◆ INSTRUCTIONS FOR THE TASK: Retype the whole listing verbatim and keep the pictures out of it.

◆ RECORDS PROVIDED:
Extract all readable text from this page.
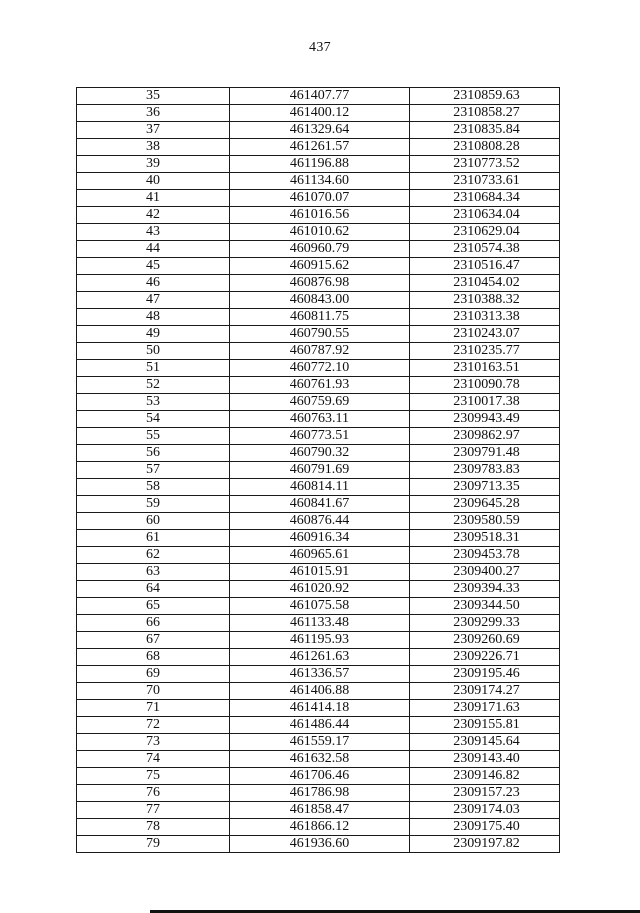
437
35	461407.77	2310859.63
36	461400.12	2310858.27
37	461329.64	2310835.84
38	461261.57	2310808.28
39	461196.88	2310773.52
40	461134.60	2310733.61
41	461070.07	2310684.34
42	461016.56	2310634.04
43	461010.62	2310629.04
44	460960.79	2310574.38
45	460915.62	2310516.47
46	460876.98	2310454.02
47	460843.00	2310388.32
48	460811.75	2310313.38
49	460790.55	2310243.07
50	460787.92	2310235.77
51	460772.10	2310163.51
52	460761.93	2310090.78
53	460759.69	2310017.38
54	460763.11	2309943.49
55	460773.51	2309862.97
56	460790.32	2309791.48
57	460791.69	2309783.83
58	460814.11	2309713.35
59	460841.67	2309645.28
60	460876.44	2309580.59
61	460916.34	2309518.31
62	460965.61	2309453.78
63	461015.91	2309400.27
64	461020.92	2309394.33
65	461075.58	2309344.50
66	461133.48	2309299.33
67	461195.93	2309260.69
68	461261.63	2309226.71
69	461336.57	2309195.46
70	461406.88	2309174.27
71	461414.18	2309171.63
72	461486.44	2309155.81
73	461559.17	2309145.64
74	461632.58	2309143.40
75	461706.46	2309146.82
76	461786.98	2309157.23
77	461858.47	2309174.03
78	461866.12	2309175.40
79	461936.60	2309197.82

◆ PROBLEM SOLUTION:
Extract all readable text from this page.
437
35	461407.77	2310859.63
36	461400.12	2310858.27
37	461329.64	2310835.84
38	461261.57	2310808.28
39	461196.88	2310773.52
40	461134.60	2310733.61
41	461070.07	2310684.34
42	461016.56	2310634.04
43	461010.62	2310629.04
44	460960.79	2310574.38
45	460915.62	2310516.47
46	460876.98	2310454.02
47	460843.00	2310388.32
48	460811.75	2310313.38
49	460790.55	2310243.07
50	460787.92	2310235.77
51	460772.10	2310163.51
52	460761.93	2310090.78
53	460759.69	2310017.38
54	460763.11	2309943.49
55	460773.51	2309862.97
56	460790.32	2309791.48
57	460791.69	2309783.83
58	460814.11	2309713.35
59	460841.67	2309645.28
60	460876.44	2309580.59
61	460916.34	2309518.31
62	460965.61	2309453.78
63	461015.91	2309400.27
64	461020.92	2309394.33
65	461075.58	2309344.50
66	461133.48	2309299.33
67	461195.93	2309260.69
68	461261.63	2309226.71
69	461336.57	2309195.46
70	461406.88	2309174.27
71	461414.18	2309171.63
72	461486.44	2309155.81
73	461559.17	2309145.64
74	461632.58	2309143.40
75	461706.46	2309146.82
76	461786.98	2309157.23
77	461858.47	2309174.03
78	461866.12	2309175.40
79	461936.60	2309197.82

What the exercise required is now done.